• _Exercise description_
Wherever the string "Time" appears, copy the whole line.

◆ ◆ ◆

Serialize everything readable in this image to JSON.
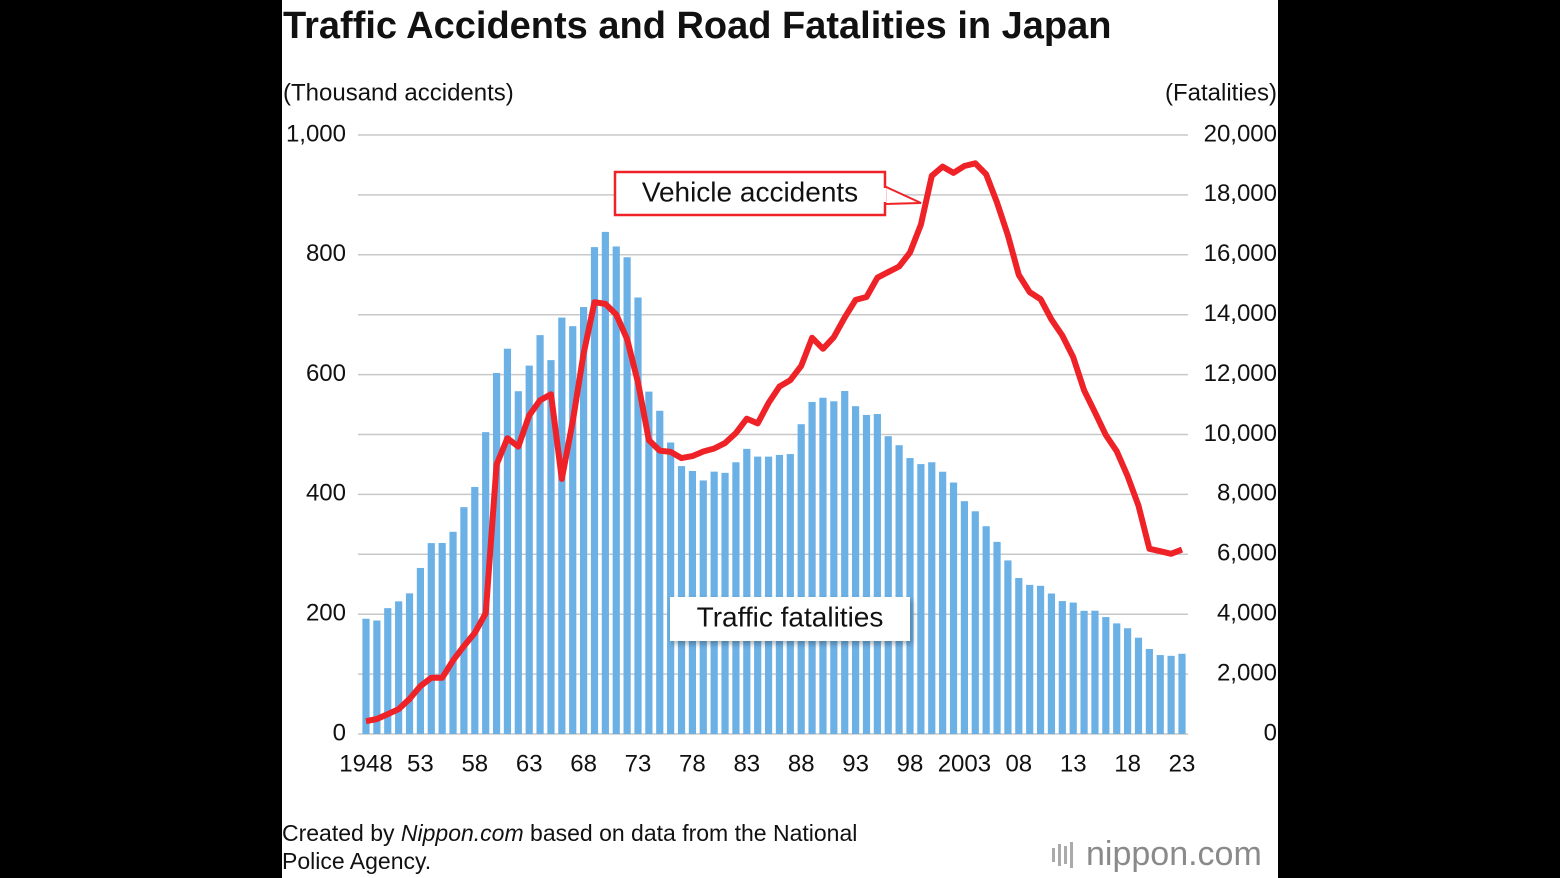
{
  "chart_data": {
    "type": "combo",
    "title": "Traffic Accidents and Road Fatalities in Japan",
    "y_label": "(Thousand accidents)",
    "y2_label": "(Fatalities)",
    "categories": [
      "1948",
      null,
      null,
      null,
      null,
      "53",
      null,
      null,
      null,
      null,
      "58",
      null,
      null,
      null,
      null,
      "63",
      null,
      null,
      null,
      null,
      "68",
      null,
      null,
      null,
      null,
      "73",
      null,
      null,
      null,
      null,
      "78",
      null,
      null,
      null,
      null,
      "83",
      null,
      null,
      null,
      null,
      "88",
      null,
      null,
      null,
      null,
      "93",
      null,
      null,
      null,
      null,
      "98",
      null,
      null,
      null,
      null,
      "2003",
      null,
      null,
      null,
      null,
      "08",
      null,
      null,
      null,
      null,
      "13",
      null,
      null,
      null,
      null,
      "18",
      null,
      null,
      null,
      null,
      "23"
    ],
    "ylim": [
      0,
      1000
    ],
    "yticks": [
      0,
      200,
      400,
      600,
      800,
      {
        "value": 1000,
        "label": "1,000"
      }
    ],
    "y2lim": [
      0,
      20000
    ],
    "y2ticks": [
      0,
      {
        "value": 2000,
        "label": "2,000"
      },
      {
        "value": 4000,
        "label": "4,000"
      },
      {
        "value": 6000,
        "label": "6,000"
      },
      {
        "value": 8000,
        "label": "8,000"
      },
      {
        "value": 10000,
        "label": "10,000"
      },
      {
        "value": 12000,
        "label": "12,000"
      },
      {
        "value": 14000,
        "label": "14,000"
      },
      {
        "value": 16000,
        "label": "16,000"
      },
      {
        "value": 18000,
        "label": "18,000"
      },
      {
        "value": 20000,
        "label": "20,000"
      }
    ],
    "grid": true,
    "series": [
      {
        "name": "Traffic fatalities",
        "type": "bar",
        "axis": "y2",
        "color": "#6cb1e6",
        "values": [
          3848,
          3790,
          4202,
          4429,
          4696,
          5544,
          6374,
          6379,
          6751,
          7575,
          8248,
          10079,
          12055,
          12865,
          11445,
          12301,
          13318,
          12484,
          13904,
          13618,
          14256,
          16257,
          16765,
          16278,
          15918,
          14574,
          11432,
          10792,
          9734,
          8945,
          8783,
          8466,
          8760,
          8719,
          9073,
          9520,
          9262,
          9261,
          9317,
          9347,
          10344,
          11086,
          11227,
          11109,
          11452,
          10945,
          10653,
          10684,
          9943,
          9642,
          9214,
          9012,
          9073,
          8757,
          8396,
          7774,
          7436,
          6937,
          6415,
          5796,
          5209,
          4979,
          4948,
          4691,
          4438,
          4388,
          4113,
          4117,
          3904,
          3694,
          3532,
          3215,
          2839,
          2636,
          2610,
          2678
        ]
      },
      {
        "name": "Vehicle accidents",
        "type": "line",
        "axis": "y",
        "color": "#ee2227",
        "values": [
          21.3,
          25.1,
          33.2,
          41.4,
          58.5,
          80.0,
          93.9,
          93.9,
          122.7,
          146.8,
          168.8,
          201.3,
          449.9,
          493.7,
          479.8,
          531.9,
          557.2,
          567.3,
          425.9,
          521.5,
          635.1,
          720.9,
          718.1,
          700.3,
          659.3,
          586.7,
          490.5,
          472.9,
          471.0,
          460.6,
          464.0,
          471.6,
          476.7,
          485.6,
          502.3,
          526.4,
          518.6,
          552.8,
          580.0,
          590.7,
          614.5,
          661.4,
          643.1,
          662.4,
          695.3,
          724.7,
          729.5,
          761.8,
          771.1,
          780.4,
          803.9,
          850.4,
          931.9,
          947.3,
          936.7,
          948.3,
          952.7,
          934.3,
          887.3,
          832.5,
          766.4,
          737.6,
          725.9,
          692.1,
          665.2,
          629.0,
          573.8,
          536.9,
          499.2,
          472.2,
          430.6,
          381.2,
          309.2,
          305.2,
          300.8,
          307.9
        ]
      }
    ],
    "source": [
      "Created by",
      "Nippon.com",
      "based on data from the National",
      "Police Agency."
    ],
    "logo": "nippon.com"
  }
}
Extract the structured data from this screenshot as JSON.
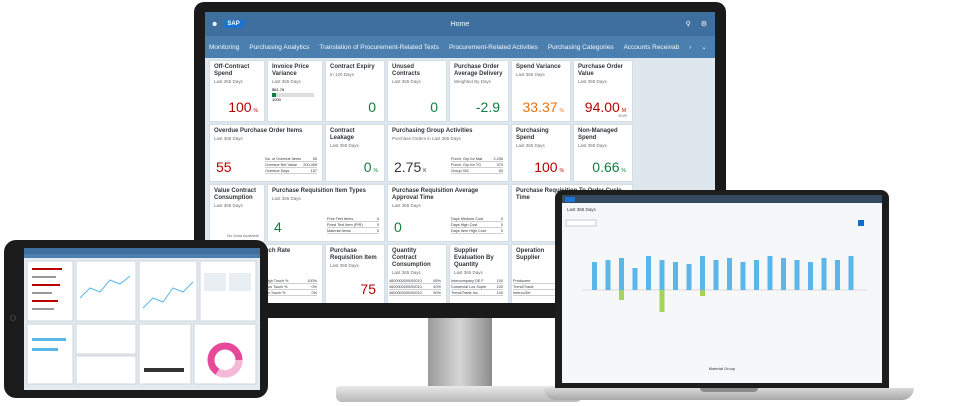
{
  "monitor": {
    "shell_title": "Home",
    "logo": "SAP",
    "tabs": [
      "Monitoring",
      "Purchasing Analytics",
      "Translation of Procurement-Related Texts",
      "Procurement-Related Activities",
      "Purchasing Categories",
      "Accounts Receivab",
      "›",
      "⌄"
    ],
    "tiles": [
      {
        "title": "Off-Contract Spend",
        "sub": "Last 365 Days",
        "kpi": "100",
        "unit": "%",
        "state": "neg"
      },
      {
        "title": "Invoice Price Variance",
        "sub": "Last 365 Days",
        "kpi": "",
        "unit": "",
        "state": "neu",
        "bar_top": "$61.76",
        "bar_bottom": "1000"
      },
      {
        "title": "Contract Expiry",
        "sub": "In 120 Days",
        "kpi": "0",
        "unit": "",
        "state": "pos"
      },
      {
        "title": "Unused Contracts",
        "sub": "Last 365 Days",
        "kpi": "0",
        "unit": "",
        "state": "pos"
      },
      {
        "title": "Purchase Order Average Delivery",
        "sub": "Weighted By Days",
        "kpi": "-2.9",
        "unit": "",
        "state": "pos"
      },
      {
        "title": "Spend Variance",
        "sub": "Last 365 Days",
        "kpi": "33.37",
        "unit": "%",
        "state": "crit"
      },
      {
        "title": "Purchase Order Value",
        "sub": "Last 365 Days",
        "kpi": "94.00",
        "unit": "M",
        "state": "neg",
        "foot": "EUR"
      },
      {
        "title": "Overdue Purchase Order Items",
        "sub": "Last 365 Days",
        "kpi": "55",
        "unit": "",
        "state": "neg",
        "rows": [
          [
            "No. of Overdue Items",
            "55"
          ],
          [
            "Overdue Net Value",
            "200,469"
          ],
          [
            "Overdue Days",
            "157"
          ]
        ]
      },
      {
        "title": "Contract Leakage",
        "sub": "Last 365 Days",
        "kpi": "0",
        "unit": "%",
        "state": "pos"
      },
      {
        "title": "Purchasing Group Activities",
        "sub": "Purchase Orders in Last 365 Days",
        "kpi": "2.75",
        "unit": "K",
        "state": "neu",
        "rows": [
          [
            "Purch. Grp for Mat",
            "2,206"
          ],
          [
            "Purch. Grp for TG",
            "379"
          ],
          [
            "Group 001",
            "63"
          ]
        ]
      },
      {
        "title": "Purchasing Spend",
        "sub": "Last 365 Days",
        "kpi": "100",
        "unit": "%",
        "state": "neg"
      },
      {
        "title": "Non-Managed Spend",
        "sub": "Last 365 Days",
        "kpi": "0.66",
        "unit": "%",
        "state": "pos"
      },
      {
        "title": "Value Contract Consumption",
        "sub": "Last 365 Days",
        "kpi": "",
        "unit": "",
        "state": "neu",
        "foot": "No Data Available"
      },
      {
        "title": "Purchase Requisition Item Types",
        "sub": "Last 365 Days",
        "kpi": "4",
        "unit": "",
        "state": "pos",
        "rows": [
          [
            "Free Text Items",
            "4"
          ],
          [
            "Fixed Text Item (PIR)",
            "0"
          ],
          [
            "Material Items",
            "0"
          ]
        ]
      },
      {
        "title": "Purchase Requisition Average Approval Time",
        "sub": "Last 365 Days",
        "kpi": "0",
        "unit": "",
        "state": "pos",
        "rows": [
          [
            "Days Medium Cost",
            "0"
          ],
          [
            "Days High Cost",
            "0"
          ],
          [
            "Days Item High Cost",
            "0"
          ]
        ]
      },
      {
        "title": "Purchase Requisition To Order Cycle Time",
        "sub": "",
        "kpi": "",
        "unit": "",
        "state": "neu"
      },
      {
        "title": "Requisition No Touch Rate",
        "sub": "",
        "kpi": "%",
        "unit": "",
        "state": "neu",
        "rows": [
          [
            "High Touch %",
            "100%"
          ],
          [
            "Low Touch %",
            "0%"
          ],
          [
            "No Touch %",
            "0%"
          ]
        ]
      },
      {
        "title": "Purchase Requisition Item",
        "sub": "Last 365 Days",
        "kpi": "75",
        "unit": "",
        "state": "neg"
      },
      {
        "title": "Quantity Contract Consumption",
        "sub": "Last 365 Days",
        "kpi": "",
        "unit": "",
        "state": "neu",
        "rows": [
          [
            "4600000000/00010",
            "65%"
          ],
          [
            "4600000000/00010",
            "40%"
          ],
          [
            "4600000000/00010",
            "50%"
          ]
        ]
      },
      {
        "title": "Supplier Evaluation By Quantity",
        "sub": "Last 365 Days",
        "kpi": "",
        "unit": "",
        "state": "neu",
        "rows": [
          [
            "Intercompany DE F",
            "100"
          ],
          [
            "Comercial Los Super",
            "100"
          ],
          [
            "Trend/Trade Inc.",
            "100"
          ]
        ]
      },
      {
        "title": "Operation Supplier",
        "sub": "",
        "kpi": "",
        "unit": "",
        "state": "neu",
        "rows": [
          [
            "Producere",
            ""
          ],
          [
            "Trend/Trade",
            ""
          ],
          [
            "Interco/De",
            ""
          ]
        ]
      }
    ]
  },
  "laptop": {
    "filter_label": "Last 365 Days",
    "chart_xlabel": "Material Group"
  },
  "colors": {
    "shell": "#3f6f9f",
    "tabs": "#4a7fb0",
    "neg": "#bb0000",
    "pos": "#107e3e",
    "crit": "#e9730c",
    "bar_blue": "#5cb7e9",
    "bar_green": "#a6d35a"
  }
}
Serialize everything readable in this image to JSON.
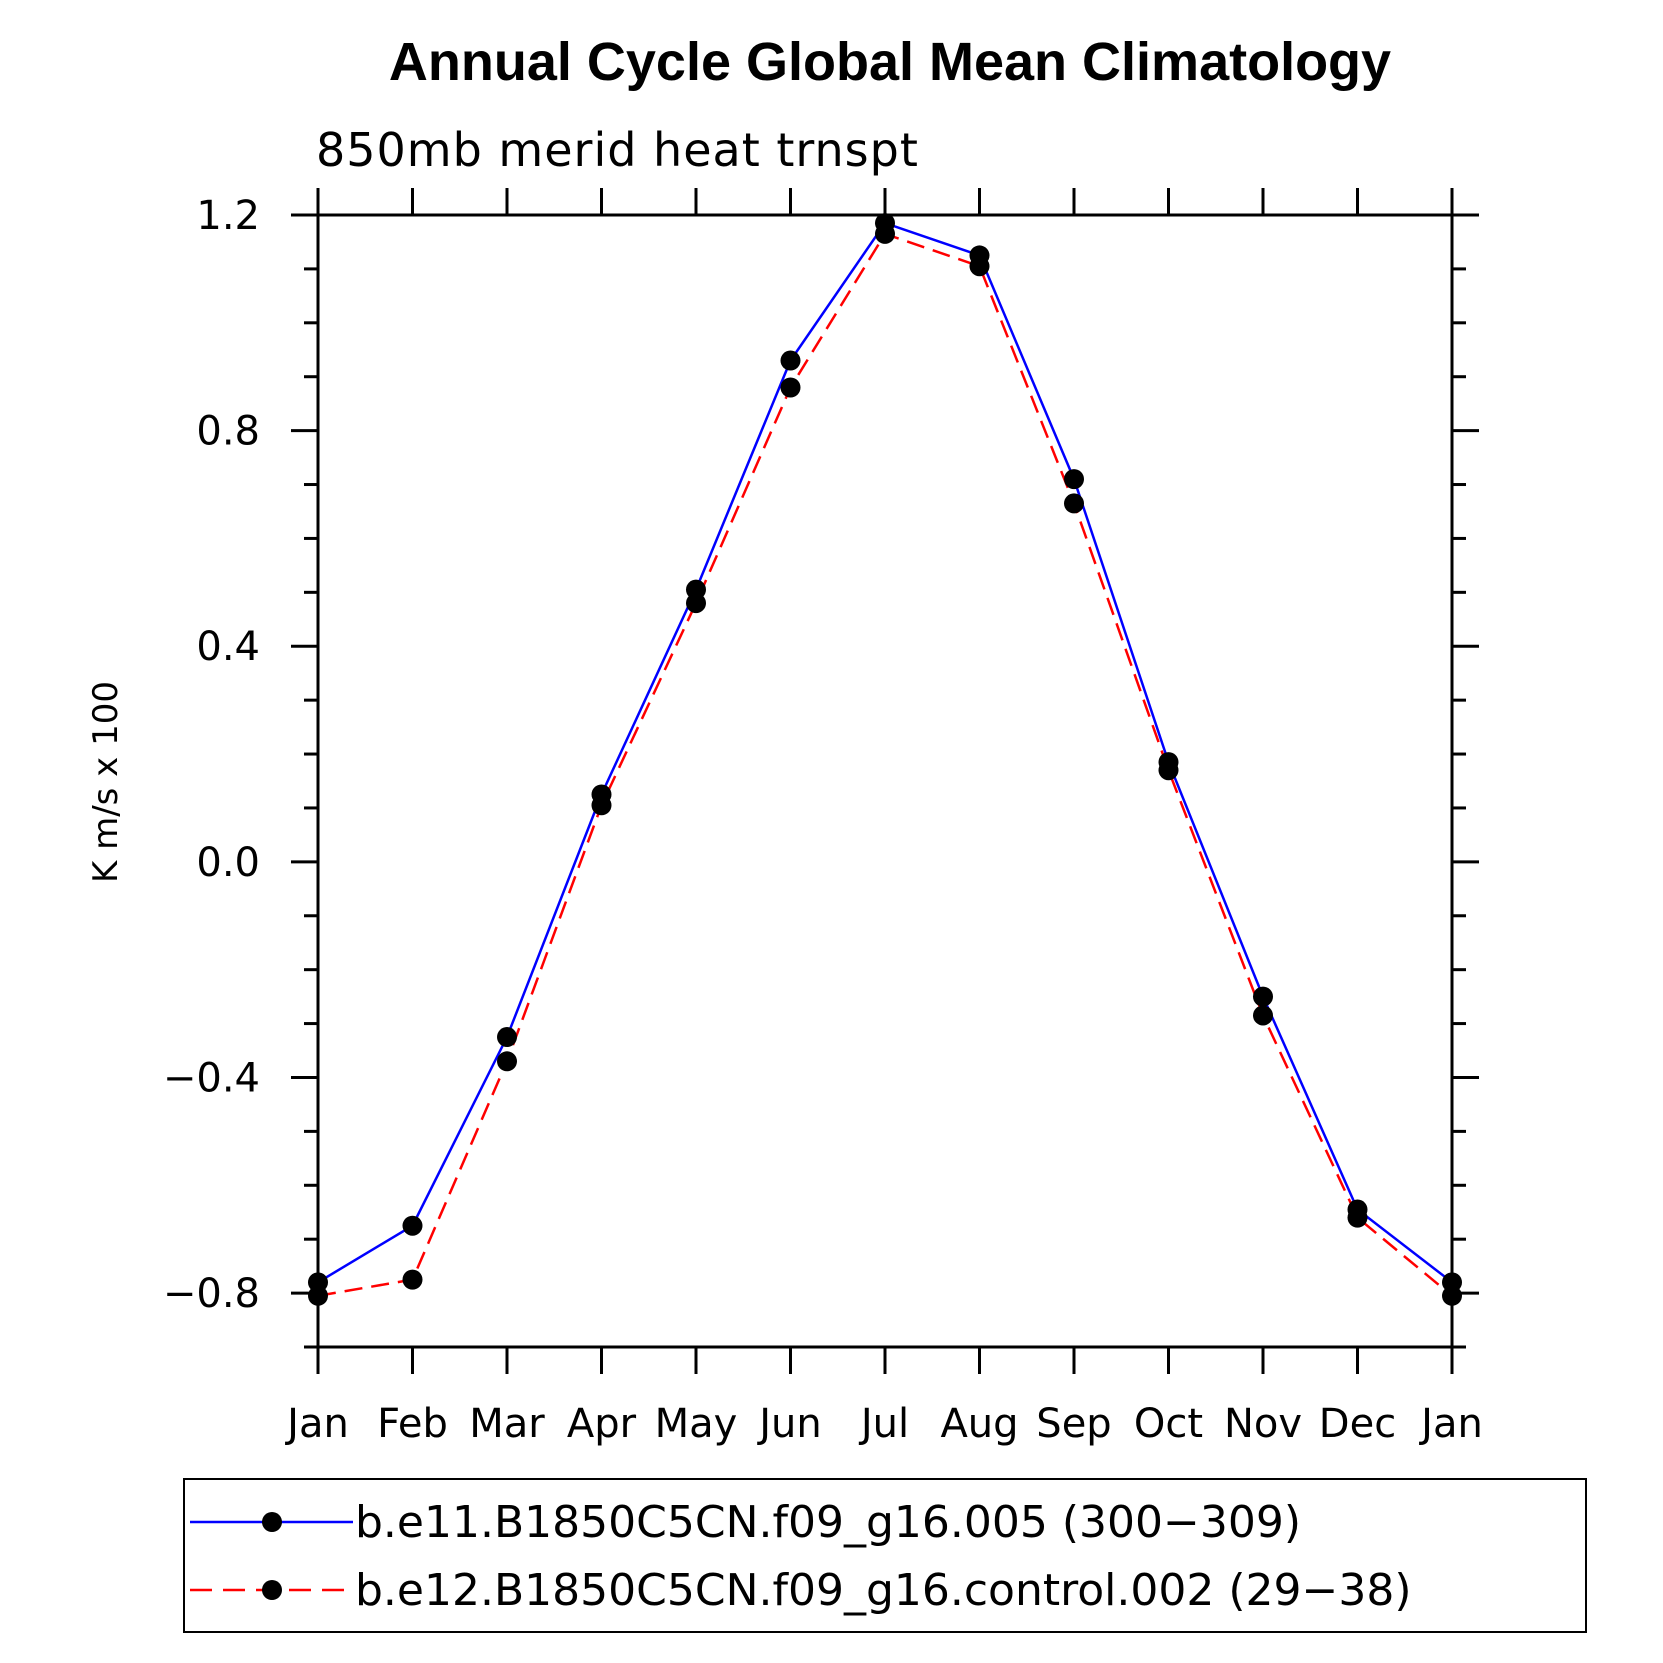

◆ ◆ ◆

• _Response to this task_
        "title": "Purchase Requisition Average Approval Time",
        "title": "Purchase Requisition To Order Cycle Time",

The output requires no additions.